> **WHAT YOU SHOULD DO**
Without changing a character, return the entries, but not the images they hold.

══ MATERIAL ══

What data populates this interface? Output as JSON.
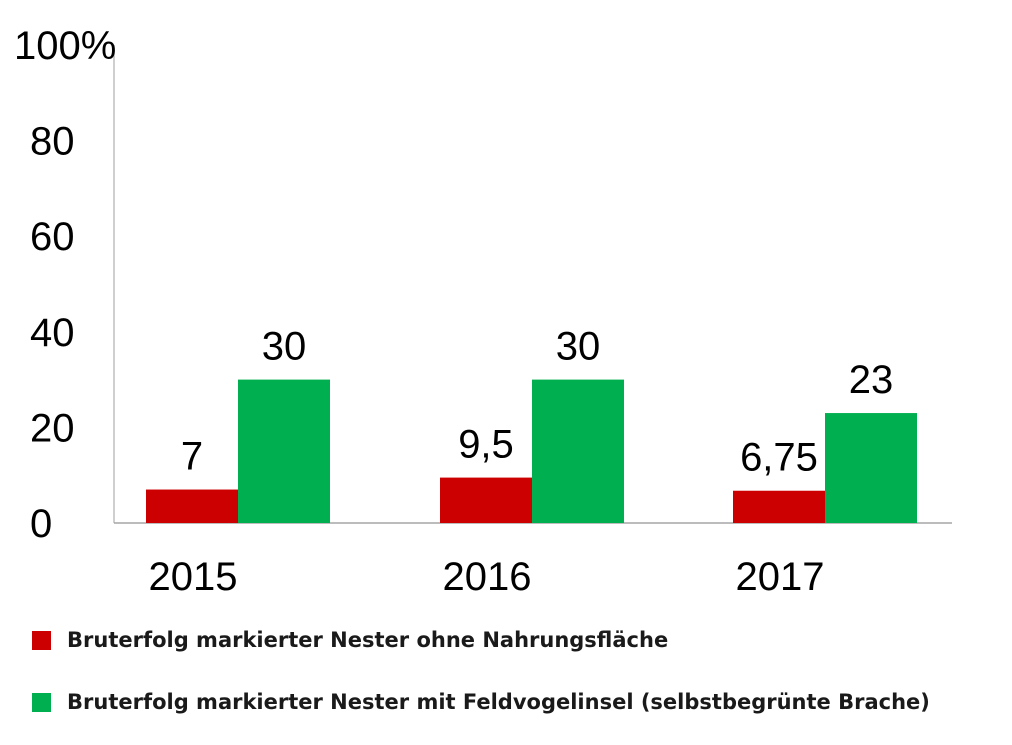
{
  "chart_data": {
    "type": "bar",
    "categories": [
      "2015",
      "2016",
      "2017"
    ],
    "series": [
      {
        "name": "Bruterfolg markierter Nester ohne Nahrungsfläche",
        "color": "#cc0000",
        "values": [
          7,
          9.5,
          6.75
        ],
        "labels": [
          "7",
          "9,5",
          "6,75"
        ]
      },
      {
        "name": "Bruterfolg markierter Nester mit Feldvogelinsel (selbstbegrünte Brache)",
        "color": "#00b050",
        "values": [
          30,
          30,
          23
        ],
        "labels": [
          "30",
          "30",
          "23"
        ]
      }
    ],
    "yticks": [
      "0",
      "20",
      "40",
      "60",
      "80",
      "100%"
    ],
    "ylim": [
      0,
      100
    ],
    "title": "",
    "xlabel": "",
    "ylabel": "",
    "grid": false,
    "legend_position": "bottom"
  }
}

═══

> **ANSWER TO THIS TASK**
What data populates this interface? Output as JSON.
{
  "chart_data": {
    "type": "bar",
    "categories": [
      "2015",
      "2016",
      "2017"
    ],
    "series": [
      {
        "name": "Bruterfolg markierter Nester ohne Nahrungsfläche",
        "color": "#cc0000",
        "values": [
          7,
          9.5,
          6.75
        ],
        "labels": [
          "7",
          "9,5",
          "6,75"
        ]
      },
      {
        "name": "Bruterfolg markierter Nester mit Feldvogelinsel (selbstbegrünte Brache)",
        "color": "#00b050",
        "values": [
          30,
          30,
          23
        ],
        "labels": [
          "30",
          "30",
          "23"
        ]
      }
    ],
    "yticks": [
      "0",
      "20",
      "40",
      "60",
      "80",
      "100%"
    ],
    "ylim": [
      0,
      100
    ],
    "title": "",
    "xlabel": "",
    "ylabel": "",
    "grid": false,
    "legend_position": "bottom"
  }
}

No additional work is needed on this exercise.